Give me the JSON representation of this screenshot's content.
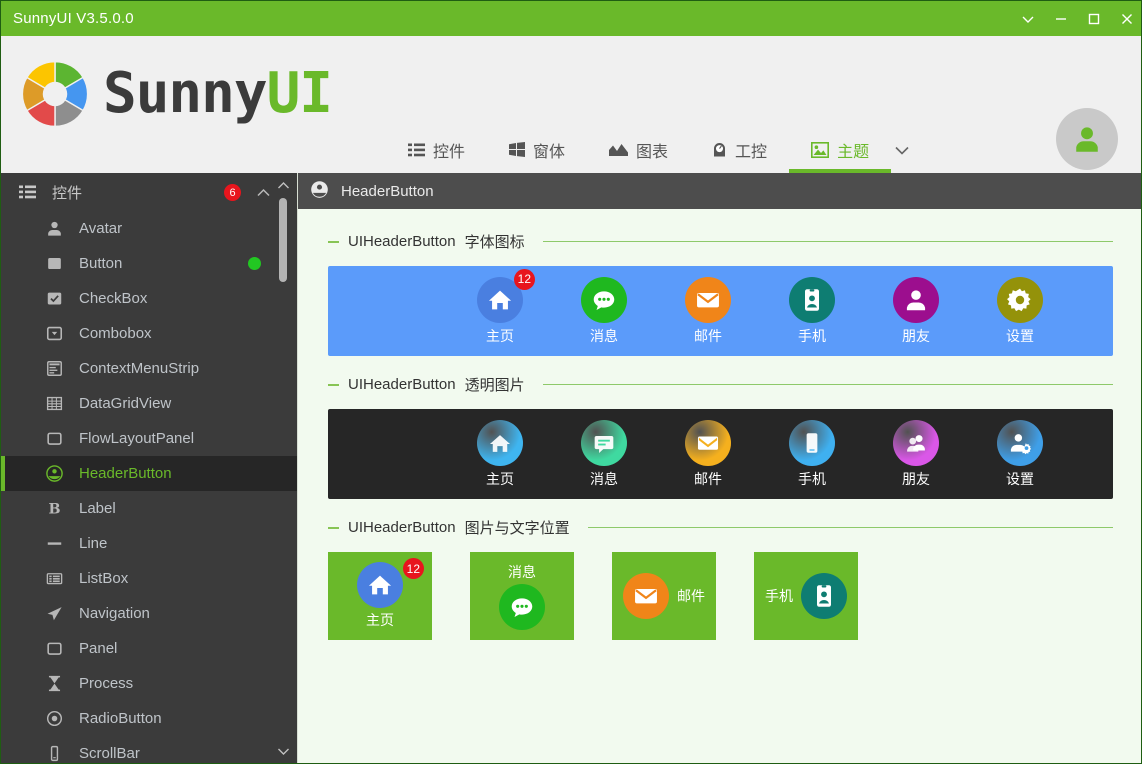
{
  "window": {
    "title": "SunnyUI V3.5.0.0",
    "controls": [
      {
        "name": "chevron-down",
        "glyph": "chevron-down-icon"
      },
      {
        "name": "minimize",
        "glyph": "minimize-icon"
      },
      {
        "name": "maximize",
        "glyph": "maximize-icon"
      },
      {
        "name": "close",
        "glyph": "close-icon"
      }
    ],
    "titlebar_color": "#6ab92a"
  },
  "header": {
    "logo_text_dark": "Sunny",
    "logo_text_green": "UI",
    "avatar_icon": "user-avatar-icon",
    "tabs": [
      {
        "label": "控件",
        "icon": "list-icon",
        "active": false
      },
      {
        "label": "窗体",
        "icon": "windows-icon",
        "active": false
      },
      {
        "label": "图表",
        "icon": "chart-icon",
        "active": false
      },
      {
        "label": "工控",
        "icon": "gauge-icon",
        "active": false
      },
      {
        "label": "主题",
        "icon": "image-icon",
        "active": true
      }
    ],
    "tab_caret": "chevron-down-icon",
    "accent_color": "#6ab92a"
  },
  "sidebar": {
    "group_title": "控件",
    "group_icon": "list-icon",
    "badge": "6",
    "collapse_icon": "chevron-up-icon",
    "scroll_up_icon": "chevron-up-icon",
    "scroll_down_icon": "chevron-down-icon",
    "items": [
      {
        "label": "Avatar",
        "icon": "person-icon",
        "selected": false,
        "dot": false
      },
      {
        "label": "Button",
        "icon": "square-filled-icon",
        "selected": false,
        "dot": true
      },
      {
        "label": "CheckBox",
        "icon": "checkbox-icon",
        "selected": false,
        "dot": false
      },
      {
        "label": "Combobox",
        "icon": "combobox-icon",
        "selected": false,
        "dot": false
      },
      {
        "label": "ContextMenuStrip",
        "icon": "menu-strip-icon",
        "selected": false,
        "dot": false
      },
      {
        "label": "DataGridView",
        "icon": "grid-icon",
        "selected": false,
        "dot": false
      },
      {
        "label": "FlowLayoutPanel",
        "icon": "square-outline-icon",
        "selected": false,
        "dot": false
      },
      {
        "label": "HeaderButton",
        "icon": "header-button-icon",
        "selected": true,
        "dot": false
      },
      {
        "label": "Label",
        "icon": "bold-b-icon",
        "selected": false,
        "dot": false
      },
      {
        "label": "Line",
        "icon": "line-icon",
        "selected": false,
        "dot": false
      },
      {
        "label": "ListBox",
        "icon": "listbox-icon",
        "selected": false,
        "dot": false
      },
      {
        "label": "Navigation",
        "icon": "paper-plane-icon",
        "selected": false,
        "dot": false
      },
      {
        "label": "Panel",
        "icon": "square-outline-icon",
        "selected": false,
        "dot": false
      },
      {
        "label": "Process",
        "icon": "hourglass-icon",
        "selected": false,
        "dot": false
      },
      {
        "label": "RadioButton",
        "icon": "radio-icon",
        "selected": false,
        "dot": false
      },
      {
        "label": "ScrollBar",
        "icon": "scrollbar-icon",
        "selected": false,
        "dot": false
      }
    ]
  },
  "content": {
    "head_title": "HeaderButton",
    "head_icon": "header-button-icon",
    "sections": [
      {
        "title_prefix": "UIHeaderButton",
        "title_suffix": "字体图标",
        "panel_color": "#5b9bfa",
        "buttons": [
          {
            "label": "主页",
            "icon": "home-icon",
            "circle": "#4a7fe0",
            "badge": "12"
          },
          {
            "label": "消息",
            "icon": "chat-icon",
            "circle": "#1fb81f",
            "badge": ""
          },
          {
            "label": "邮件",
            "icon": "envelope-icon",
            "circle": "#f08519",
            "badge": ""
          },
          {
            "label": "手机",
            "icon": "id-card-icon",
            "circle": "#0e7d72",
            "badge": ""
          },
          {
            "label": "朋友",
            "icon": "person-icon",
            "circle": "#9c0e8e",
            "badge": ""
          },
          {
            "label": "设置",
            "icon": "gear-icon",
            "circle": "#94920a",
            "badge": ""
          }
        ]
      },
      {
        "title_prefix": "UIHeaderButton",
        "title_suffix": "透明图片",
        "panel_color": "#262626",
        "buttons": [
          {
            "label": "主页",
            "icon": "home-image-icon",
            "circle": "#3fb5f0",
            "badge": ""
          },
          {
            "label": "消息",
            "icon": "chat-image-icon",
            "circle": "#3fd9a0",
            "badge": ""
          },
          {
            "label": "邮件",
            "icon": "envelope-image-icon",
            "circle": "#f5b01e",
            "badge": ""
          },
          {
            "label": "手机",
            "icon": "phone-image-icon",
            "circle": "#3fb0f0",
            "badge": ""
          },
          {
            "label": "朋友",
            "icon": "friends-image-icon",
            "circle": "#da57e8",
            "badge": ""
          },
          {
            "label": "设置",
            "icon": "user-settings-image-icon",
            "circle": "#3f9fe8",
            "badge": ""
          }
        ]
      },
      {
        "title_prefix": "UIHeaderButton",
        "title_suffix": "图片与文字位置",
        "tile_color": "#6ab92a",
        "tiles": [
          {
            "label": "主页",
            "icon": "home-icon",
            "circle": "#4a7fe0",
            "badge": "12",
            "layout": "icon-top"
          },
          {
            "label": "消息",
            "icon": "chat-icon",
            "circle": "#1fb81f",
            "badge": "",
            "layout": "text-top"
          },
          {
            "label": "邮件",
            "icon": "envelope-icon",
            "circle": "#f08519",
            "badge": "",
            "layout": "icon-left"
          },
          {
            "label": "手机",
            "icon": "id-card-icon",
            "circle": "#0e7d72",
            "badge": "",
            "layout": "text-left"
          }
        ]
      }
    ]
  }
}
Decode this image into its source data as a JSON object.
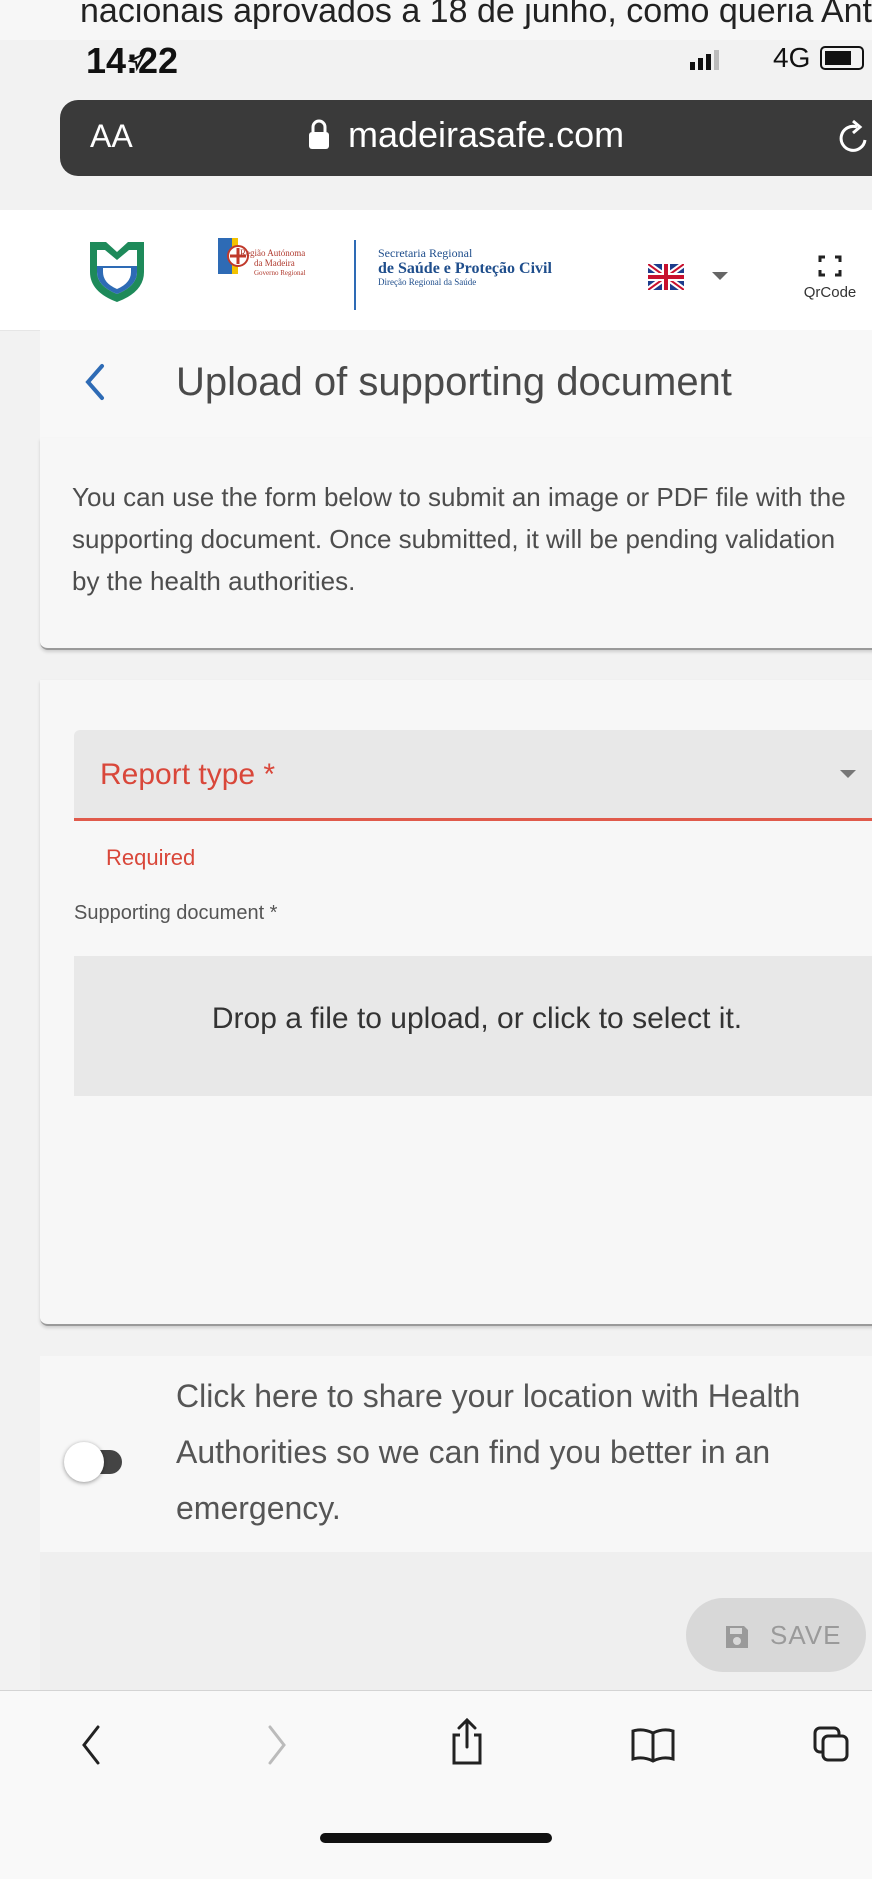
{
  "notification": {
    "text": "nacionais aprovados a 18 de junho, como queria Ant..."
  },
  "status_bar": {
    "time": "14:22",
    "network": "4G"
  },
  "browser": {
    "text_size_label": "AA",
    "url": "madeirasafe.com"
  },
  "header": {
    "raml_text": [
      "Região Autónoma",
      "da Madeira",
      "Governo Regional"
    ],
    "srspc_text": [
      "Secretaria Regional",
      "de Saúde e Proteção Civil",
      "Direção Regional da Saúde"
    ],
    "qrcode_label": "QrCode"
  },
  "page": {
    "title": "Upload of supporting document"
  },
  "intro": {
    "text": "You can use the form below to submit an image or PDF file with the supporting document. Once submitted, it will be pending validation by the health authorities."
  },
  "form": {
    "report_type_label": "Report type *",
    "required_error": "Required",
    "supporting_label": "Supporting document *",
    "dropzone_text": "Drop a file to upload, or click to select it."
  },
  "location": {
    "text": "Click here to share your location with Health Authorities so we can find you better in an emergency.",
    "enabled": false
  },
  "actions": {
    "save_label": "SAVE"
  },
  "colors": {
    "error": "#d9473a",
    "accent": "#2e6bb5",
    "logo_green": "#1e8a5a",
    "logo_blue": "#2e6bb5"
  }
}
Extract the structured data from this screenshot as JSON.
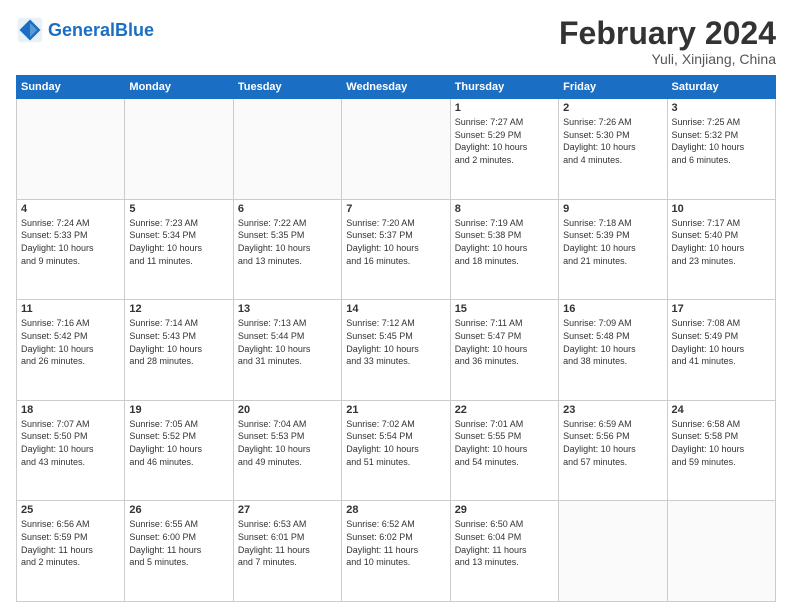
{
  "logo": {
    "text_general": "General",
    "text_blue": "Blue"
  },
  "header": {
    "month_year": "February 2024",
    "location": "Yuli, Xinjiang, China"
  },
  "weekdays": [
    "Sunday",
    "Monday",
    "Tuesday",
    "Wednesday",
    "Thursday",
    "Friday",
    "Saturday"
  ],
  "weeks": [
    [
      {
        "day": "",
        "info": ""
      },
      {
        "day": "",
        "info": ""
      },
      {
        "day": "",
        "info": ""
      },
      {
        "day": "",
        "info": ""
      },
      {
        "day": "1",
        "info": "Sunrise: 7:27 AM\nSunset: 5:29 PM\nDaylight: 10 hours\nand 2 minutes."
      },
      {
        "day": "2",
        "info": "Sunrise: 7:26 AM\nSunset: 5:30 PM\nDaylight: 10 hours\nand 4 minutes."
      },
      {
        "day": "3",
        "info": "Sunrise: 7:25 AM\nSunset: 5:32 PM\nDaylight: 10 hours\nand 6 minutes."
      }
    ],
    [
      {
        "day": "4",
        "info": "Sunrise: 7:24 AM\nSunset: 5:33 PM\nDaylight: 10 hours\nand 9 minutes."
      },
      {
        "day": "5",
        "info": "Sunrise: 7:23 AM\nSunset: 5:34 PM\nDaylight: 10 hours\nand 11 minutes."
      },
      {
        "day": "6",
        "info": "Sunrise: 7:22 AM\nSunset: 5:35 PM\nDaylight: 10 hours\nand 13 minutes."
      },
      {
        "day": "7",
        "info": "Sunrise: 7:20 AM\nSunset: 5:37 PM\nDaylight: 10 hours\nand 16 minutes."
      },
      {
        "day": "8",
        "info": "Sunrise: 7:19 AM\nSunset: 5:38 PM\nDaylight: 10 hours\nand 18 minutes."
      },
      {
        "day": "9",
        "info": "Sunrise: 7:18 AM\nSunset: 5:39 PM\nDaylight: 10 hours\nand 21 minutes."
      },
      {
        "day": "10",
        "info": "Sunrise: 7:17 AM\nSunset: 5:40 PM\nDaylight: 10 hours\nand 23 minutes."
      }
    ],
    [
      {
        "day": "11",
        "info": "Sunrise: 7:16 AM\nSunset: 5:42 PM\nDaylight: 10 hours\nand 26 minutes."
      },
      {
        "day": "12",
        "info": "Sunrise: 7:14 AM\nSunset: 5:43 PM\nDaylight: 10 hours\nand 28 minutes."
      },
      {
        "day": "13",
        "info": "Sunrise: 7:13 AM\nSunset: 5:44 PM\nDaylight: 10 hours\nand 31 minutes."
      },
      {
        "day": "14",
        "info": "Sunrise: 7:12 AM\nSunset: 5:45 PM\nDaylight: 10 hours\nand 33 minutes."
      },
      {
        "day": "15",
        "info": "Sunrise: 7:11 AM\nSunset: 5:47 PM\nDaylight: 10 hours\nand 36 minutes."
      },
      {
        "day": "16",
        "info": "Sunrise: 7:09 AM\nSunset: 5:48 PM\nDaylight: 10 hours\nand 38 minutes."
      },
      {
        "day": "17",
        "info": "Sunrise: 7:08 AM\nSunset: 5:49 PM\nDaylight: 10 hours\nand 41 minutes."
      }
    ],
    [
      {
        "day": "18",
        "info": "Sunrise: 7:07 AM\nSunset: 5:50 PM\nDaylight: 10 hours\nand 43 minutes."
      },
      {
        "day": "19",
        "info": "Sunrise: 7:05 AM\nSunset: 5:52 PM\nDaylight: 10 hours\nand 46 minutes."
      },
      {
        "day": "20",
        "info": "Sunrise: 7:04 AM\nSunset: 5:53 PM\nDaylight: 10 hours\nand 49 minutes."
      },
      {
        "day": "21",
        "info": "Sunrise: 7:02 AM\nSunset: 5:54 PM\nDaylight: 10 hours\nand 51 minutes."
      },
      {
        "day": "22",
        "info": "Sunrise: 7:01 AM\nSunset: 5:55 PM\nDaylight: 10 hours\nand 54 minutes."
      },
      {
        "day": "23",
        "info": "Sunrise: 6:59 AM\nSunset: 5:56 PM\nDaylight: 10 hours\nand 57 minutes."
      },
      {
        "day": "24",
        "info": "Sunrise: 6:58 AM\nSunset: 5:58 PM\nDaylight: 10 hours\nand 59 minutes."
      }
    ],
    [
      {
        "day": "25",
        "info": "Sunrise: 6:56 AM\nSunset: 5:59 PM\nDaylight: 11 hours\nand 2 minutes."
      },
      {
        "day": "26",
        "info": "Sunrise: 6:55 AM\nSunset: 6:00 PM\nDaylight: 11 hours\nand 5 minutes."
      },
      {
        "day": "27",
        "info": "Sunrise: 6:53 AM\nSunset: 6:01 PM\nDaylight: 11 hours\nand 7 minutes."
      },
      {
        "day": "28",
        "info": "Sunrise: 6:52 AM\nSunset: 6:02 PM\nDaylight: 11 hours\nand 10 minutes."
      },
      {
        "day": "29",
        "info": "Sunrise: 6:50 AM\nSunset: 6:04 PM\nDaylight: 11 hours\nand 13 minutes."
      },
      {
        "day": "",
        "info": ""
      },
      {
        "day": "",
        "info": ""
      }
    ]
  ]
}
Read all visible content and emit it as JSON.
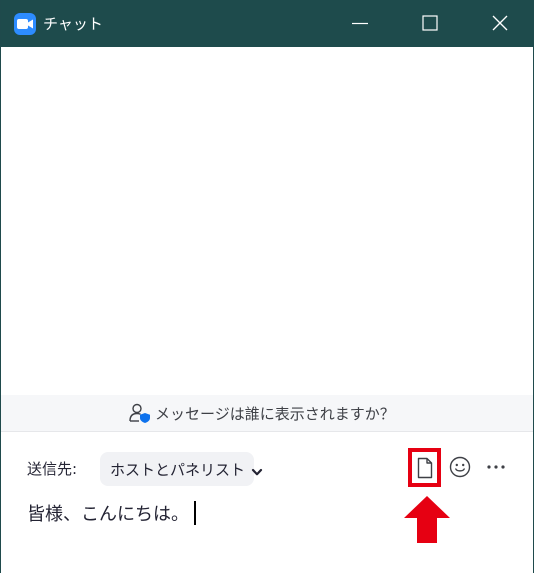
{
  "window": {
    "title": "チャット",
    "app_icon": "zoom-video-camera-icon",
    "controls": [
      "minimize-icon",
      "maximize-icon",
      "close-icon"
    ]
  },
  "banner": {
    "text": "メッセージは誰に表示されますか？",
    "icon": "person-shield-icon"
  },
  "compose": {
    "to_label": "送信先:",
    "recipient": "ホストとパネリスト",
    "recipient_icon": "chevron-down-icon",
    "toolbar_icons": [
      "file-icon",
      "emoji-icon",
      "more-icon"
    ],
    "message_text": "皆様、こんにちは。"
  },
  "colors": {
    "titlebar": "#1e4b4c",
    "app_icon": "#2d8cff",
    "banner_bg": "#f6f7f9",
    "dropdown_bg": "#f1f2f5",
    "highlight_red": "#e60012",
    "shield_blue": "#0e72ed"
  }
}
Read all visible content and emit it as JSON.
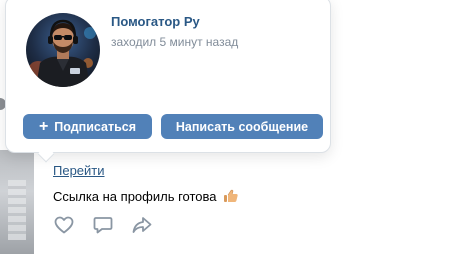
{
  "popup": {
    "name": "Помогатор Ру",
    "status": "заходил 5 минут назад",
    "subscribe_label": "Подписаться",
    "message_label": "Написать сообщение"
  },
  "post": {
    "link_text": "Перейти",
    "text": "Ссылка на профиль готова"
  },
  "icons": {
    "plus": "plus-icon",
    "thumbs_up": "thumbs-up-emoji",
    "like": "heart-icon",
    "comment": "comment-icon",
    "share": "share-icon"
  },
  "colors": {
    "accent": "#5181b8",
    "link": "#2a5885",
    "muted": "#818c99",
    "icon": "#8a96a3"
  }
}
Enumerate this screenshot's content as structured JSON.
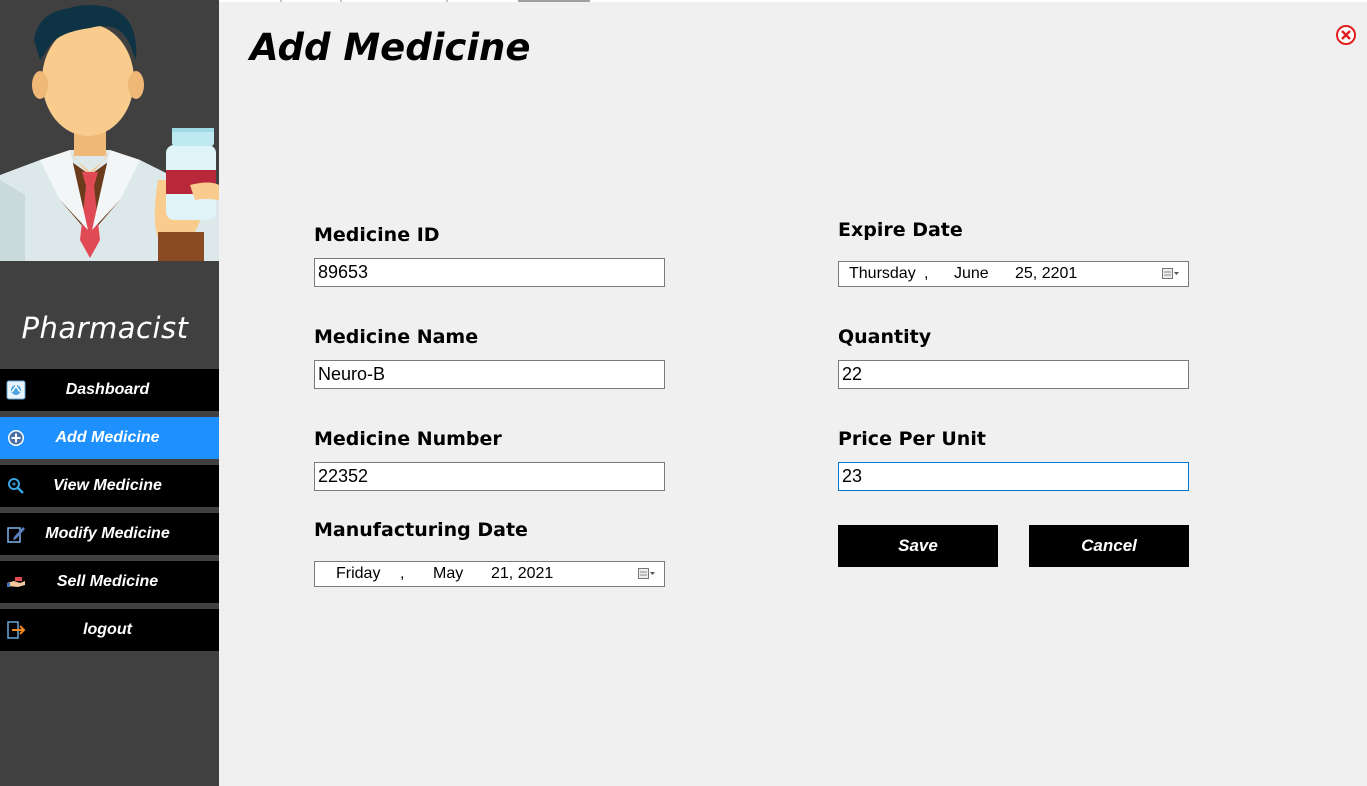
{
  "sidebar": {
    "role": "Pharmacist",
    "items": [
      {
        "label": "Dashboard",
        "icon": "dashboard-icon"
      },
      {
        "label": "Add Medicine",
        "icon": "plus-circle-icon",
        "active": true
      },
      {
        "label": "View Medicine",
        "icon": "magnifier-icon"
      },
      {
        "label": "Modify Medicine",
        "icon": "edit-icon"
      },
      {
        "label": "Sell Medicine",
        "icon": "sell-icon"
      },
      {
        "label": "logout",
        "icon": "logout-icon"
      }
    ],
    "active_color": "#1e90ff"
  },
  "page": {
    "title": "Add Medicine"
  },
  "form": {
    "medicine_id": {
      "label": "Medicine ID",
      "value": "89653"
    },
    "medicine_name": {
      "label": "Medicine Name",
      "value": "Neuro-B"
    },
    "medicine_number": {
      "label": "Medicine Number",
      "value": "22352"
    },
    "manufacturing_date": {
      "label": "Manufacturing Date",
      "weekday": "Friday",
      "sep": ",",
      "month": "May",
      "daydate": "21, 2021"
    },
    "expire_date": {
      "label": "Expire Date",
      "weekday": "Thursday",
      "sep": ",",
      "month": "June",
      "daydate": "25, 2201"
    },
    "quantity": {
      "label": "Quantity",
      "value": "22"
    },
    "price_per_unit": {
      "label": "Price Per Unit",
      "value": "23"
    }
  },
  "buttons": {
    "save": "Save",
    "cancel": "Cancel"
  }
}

::::::::::

TO DO → Say how many lines have the string "location" in them, offering no words beyond the number.

OUTPUT BELOW → 3